▶ **What is needed**:
Search the data for "ihren". Return each matching line.

⟨

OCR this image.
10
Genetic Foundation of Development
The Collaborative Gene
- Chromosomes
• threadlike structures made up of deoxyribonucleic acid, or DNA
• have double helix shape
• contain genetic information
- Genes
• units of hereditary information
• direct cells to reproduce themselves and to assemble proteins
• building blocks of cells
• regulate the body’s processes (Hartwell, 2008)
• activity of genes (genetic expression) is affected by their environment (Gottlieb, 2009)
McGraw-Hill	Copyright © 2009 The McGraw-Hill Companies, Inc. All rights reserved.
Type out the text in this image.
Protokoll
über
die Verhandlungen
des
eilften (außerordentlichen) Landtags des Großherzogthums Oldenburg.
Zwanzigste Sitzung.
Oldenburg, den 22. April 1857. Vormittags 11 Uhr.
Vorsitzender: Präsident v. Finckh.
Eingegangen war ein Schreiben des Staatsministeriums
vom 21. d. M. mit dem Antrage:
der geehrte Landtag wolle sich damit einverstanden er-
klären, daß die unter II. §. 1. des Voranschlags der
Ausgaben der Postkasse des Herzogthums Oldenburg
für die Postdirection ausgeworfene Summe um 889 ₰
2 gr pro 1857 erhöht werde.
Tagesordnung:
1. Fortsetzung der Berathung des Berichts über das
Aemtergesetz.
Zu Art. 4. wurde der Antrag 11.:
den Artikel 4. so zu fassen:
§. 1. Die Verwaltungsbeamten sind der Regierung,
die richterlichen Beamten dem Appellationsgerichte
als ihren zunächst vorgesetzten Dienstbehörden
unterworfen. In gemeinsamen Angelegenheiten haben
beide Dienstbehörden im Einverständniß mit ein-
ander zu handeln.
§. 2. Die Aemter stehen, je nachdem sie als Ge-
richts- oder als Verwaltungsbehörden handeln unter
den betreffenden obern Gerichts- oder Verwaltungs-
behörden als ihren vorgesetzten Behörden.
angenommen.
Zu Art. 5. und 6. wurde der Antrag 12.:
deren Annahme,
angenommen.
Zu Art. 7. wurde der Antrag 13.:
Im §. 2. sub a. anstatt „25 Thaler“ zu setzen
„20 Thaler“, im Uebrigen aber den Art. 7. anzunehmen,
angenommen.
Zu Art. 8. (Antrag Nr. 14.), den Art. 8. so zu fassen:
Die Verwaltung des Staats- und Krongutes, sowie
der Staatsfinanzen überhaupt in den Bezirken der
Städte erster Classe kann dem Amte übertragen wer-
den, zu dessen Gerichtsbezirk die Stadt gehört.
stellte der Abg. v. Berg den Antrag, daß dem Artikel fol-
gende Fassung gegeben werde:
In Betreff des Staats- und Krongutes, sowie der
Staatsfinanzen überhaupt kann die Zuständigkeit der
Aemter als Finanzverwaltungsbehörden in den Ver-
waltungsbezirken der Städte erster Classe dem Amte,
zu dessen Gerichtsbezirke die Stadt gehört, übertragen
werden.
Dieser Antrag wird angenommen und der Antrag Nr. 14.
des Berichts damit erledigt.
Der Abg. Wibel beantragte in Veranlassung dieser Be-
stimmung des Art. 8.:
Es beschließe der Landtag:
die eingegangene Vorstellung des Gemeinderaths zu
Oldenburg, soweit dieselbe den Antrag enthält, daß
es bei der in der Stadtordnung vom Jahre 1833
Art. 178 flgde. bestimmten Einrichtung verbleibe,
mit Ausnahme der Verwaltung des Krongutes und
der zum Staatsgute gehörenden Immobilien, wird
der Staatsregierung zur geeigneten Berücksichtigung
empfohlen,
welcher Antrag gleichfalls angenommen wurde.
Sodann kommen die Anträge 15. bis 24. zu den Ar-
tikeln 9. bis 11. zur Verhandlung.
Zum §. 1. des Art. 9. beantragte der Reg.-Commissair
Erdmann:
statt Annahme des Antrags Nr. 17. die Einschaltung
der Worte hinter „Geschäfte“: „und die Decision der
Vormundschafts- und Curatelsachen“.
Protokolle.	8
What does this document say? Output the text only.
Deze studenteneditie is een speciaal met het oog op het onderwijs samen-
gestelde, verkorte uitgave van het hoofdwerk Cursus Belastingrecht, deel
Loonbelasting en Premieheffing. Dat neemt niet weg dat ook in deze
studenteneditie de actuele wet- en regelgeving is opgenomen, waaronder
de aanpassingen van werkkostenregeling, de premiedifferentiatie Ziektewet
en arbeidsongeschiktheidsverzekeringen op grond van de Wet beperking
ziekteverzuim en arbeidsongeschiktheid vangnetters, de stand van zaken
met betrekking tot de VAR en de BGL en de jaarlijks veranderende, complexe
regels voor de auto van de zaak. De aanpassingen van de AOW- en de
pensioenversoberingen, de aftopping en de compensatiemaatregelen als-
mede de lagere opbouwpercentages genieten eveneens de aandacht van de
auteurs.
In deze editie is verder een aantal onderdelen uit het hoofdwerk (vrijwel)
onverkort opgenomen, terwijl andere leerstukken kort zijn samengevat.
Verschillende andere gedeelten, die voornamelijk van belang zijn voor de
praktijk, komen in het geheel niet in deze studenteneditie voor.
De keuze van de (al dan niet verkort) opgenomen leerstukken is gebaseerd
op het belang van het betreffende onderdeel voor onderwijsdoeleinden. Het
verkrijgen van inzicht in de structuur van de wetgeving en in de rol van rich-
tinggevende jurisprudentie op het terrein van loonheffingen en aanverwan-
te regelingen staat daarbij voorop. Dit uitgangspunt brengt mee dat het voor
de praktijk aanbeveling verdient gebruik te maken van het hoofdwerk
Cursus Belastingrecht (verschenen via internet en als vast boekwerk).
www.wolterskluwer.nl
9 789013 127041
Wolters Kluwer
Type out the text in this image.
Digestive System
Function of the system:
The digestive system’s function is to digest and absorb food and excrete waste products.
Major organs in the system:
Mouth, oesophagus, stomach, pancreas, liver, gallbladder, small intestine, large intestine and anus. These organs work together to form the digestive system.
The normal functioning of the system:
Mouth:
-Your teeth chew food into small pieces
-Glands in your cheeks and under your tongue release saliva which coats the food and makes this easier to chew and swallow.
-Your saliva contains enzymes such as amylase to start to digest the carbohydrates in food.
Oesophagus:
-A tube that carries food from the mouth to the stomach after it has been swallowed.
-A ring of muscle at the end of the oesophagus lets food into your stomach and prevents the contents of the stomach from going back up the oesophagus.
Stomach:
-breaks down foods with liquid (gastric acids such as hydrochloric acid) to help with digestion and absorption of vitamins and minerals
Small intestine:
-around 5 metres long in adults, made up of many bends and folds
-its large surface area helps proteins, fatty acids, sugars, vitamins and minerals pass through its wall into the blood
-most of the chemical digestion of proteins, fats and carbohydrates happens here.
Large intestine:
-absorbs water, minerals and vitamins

⟩

▶ **Answer space**:
als ihren zunächst vorgesetzten Dienstbehörden
behörden als ihren vorgesetzten Behörden.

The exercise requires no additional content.